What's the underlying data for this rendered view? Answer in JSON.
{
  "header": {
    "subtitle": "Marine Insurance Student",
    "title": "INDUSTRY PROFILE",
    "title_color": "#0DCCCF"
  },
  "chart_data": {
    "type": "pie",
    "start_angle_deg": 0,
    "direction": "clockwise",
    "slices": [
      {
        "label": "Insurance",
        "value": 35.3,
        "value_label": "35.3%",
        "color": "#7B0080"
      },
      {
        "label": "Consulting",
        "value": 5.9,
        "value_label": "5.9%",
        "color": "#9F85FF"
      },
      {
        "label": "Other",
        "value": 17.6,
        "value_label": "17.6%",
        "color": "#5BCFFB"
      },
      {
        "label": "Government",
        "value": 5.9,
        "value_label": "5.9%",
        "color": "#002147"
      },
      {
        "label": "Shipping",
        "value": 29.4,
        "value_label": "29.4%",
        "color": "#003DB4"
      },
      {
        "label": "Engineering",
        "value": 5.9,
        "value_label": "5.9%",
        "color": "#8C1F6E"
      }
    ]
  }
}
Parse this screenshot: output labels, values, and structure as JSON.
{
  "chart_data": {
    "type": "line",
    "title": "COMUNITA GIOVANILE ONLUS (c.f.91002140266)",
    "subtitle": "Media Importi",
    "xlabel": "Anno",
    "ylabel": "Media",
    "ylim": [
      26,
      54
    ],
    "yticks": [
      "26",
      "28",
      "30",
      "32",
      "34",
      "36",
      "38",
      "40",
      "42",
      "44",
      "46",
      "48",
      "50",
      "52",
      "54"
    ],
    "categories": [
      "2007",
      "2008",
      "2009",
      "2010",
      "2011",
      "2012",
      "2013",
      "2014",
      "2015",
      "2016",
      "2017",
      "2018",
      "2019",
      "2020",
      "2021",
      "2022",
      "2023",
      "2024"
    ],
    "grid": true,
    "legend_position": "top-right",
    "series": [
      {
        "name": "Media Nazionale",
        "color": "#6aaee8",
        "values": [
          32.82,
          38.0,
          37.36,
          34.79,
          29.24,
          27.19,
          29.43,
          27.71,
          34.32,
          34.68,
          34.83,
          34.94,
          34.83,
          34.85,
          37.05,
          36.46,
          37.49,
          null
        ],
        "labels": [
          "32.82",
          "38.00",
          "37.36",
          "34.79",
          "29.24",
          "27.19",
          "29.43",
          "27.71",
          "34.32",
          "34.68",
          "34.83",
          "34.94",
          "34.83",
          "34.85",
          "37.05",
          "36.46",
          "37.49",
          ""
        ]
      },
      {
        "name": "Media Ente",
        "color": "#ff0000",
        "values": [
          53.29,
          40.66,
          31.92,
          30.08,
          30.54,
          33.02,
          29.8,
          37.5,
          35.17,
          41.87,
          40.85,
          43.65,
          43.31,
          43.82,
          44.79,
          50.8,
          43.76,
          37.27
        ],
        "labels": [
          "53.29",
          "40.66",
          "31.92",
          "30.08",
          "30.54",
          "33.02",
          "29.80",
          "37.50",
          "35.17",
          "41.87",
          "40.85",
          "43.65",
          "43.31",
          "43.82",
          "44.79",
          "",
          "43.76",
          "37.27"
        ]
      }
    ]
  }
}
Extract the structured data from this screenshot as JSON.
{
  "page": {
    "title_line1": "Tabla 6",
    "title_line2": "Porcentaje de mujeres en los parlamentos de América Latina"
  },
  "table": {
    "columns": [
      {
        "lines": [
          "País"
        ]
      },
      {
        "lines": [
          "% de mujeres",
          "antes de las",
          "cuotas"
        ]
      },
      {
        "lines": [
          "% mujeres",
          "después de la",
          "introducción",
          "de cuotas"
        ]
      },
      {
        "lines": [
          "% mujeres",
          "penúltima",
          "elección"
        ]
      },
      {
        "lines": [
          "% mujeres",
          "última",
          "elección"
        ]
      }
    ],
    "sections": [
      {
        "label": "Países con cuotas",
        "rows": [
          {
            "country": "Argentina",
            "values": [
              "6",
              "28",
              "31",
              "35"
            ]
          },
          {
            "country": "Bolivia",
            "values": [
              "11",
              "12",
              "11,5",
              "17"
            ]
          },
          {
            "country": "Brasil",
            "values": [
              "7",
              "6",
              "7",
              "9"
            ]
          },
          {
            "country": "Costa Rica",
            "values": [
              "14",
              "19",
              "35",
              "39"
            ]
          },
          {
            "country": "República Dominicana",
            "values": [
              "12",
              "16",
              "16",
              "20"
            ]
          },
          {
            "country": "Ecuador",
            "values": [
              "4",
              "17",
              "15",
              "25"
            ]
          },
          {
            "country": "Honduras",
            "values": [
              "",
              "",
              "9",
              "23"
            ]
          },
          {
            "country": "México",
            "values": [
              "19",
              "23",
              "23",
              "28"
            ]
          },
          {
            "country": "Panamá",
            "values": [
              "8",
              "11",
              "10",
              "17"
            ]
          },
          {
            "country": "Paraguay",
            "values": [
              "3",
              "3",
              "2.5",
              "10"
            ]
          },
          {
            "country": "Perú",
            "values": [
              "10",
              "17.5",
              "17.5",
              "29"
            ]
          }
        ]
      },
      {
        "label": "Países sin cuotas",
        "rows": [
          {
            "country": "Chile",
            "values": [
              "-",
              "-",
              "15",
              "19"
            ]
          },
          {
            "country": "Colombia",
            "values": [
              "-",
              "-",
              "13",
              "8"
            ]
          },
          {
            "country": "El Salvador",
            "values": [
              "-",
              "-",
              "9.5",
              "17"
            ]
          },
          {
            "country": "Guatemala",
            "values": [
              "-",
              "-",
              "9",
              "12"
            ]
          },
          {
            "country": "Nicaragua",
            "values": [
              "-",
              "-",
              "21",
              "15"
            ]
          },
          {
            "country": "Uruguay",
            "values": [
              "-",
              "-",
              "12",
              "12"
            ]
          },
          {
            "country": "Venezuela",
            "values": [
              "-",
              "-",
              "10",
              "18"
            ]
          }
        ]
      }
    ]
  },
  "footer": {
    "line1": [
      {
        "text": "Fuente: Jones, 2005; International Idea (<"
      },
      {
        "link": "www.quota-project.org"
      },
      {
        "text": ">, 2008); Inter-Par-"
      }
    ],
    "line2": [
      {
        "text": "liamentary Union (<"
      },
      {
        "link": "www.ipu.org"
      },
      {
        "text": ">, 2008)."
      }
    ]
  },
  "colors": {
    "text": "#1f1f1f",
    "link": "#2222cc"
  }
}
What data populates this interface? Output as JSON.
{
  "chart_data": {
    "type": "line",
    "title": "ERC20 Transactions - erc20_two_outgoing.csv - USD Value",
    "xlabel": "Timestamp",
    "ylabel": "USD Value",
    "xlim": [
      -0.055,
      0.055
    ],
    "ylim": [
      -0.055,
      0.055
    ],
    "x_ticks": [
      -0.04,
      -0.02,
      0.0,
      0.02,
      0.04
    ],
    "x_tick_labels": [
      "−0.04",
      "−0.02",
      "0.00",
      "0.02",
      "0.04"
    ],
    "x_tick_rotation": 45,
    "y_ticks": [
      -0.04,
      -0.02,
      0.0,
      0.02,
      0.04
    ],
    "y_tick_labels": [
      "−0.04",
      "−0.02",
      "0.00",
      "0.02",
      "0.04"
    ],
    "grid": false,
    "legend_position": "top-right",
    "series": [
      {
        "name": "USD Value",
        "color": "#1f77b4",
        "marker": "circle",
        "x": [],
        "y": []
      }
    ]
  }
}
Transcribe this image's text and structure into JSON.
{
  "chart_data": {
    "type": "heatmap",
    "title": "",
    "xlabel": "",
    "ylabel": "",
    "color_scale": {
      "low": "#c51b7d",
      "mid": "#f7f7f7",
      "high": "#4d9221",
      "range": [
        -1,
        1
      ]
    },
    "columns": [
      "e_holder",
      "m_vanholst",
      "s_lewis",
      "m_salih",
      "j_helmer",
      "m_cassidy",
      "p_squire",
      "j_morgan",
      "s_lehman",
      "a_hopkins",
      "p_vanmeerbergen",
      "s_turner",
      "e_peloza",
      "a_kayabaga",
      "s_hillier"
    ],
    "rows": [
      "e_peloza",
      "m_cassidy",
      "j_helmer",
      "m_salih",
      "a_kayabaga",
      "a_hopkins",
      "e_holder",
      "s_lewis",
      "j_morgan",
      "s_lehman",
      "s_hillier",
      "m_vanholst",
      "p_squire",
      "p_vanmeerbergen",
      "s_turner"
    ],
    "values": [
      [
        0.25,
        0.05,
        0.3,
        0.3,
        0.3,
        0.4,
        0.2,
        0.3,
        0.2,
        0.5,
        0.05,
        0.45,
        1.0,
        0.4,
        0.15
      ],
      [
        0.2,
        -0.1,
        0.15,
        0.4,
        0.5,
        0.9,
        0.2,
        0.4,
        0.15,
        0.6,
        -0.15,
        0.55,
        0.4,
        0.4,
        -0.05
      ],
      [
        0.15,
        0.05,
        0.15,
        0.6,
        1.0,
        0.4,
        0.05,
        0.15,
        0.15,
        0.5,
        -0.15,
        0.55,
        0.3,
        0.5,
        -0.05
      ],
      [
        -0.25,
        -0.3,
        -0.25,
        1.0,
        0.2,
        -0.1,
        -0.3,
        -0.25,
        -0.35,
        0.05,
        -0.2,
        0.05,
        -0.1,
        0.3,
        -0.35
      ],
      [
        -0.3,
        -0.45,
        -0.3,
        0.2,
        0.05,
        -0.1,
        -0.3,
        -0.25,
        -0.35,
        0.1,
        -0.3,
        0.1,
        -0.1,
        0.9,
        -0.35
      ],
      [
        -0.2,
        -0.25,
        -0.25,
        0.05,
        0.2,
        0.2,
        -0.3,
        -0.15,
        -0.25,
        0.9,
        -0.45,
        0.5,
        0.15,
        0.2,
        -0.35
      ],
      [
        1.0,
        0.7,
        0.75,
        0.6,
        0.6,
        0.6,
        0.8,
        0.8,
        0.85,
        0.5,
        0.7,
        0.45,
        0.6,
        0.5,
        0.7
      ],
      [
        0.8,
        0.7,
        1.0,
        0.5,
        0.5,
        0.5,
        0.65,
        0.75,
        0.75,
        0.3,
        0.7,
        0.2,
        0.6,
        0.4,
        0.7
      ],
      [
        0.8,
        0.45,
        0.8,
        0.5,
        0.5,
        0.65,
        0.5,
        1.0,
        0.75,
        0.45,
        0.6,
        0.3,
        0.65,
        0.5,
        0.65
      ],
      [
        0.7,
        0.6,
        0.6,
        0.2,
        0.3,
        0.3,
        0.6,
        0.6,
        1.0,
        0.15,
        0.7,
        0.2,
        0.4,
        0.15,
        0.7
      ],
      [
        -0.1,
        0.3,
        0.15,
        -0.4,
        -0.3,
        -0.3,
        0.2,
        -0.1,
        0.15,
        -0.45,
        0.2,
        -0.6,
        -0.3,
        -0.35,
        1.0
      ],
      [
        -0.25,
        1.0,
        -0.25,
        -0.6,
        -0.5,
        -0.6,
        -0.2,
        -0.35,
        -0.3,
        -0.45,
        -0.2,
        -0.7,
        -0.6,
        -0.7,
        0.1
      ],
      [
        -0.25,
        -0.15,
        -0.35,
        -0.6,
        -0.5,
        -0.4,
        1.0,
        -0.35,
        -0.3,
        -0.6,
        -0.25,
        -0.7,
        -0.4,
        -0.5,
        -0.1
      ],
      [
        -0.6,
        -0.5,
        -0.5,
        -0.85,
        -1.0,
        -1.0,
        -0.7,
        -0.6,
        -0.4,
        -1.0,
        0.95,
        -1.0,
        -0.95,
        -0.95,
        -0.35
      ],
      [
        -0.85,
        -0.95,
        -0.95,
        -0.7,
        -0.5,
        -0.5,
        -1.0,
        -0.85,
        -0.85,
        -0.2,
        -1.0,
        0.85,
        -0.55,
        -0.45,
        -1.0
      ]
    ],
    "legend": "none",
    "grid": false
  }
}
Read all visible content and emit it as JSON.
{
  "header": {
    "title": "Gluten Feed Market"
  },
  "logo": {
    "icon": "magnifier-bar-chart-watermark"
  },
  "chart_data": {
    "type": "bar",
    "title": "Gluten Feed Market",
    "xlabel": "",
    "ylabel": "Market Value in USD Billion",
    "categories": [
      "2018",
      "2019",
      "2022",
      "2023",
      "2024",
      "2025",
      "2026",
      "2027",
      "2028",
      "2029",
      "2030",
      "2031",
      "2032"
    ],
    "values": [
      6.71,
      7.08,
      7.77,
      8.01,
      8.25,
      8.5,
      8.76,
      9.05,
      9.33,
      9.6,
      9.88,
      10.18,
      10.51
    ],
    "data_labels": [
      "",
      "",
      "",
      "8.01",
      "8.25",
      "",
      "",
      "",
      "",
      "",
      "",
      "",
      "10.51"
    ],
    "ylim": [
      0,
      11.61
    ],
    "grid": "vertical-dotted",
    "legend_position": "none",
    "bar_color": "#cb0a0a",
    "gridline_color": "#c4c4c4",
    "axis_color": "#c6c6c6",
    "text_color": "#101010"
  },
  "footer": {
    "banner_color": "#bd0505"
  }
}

☆ ☆ ☆ ☆ ☆ ☆ ☆

__DIRECTIONS FOR THIS TASK__
Return only those lines of the records that contain the string "xlabel".

__RESULT OF THE EXERCISE__
    "xlabel": "Anno",
    "xlabel": "Timestamp",
    "xlabel": "",
    "xlabel": "",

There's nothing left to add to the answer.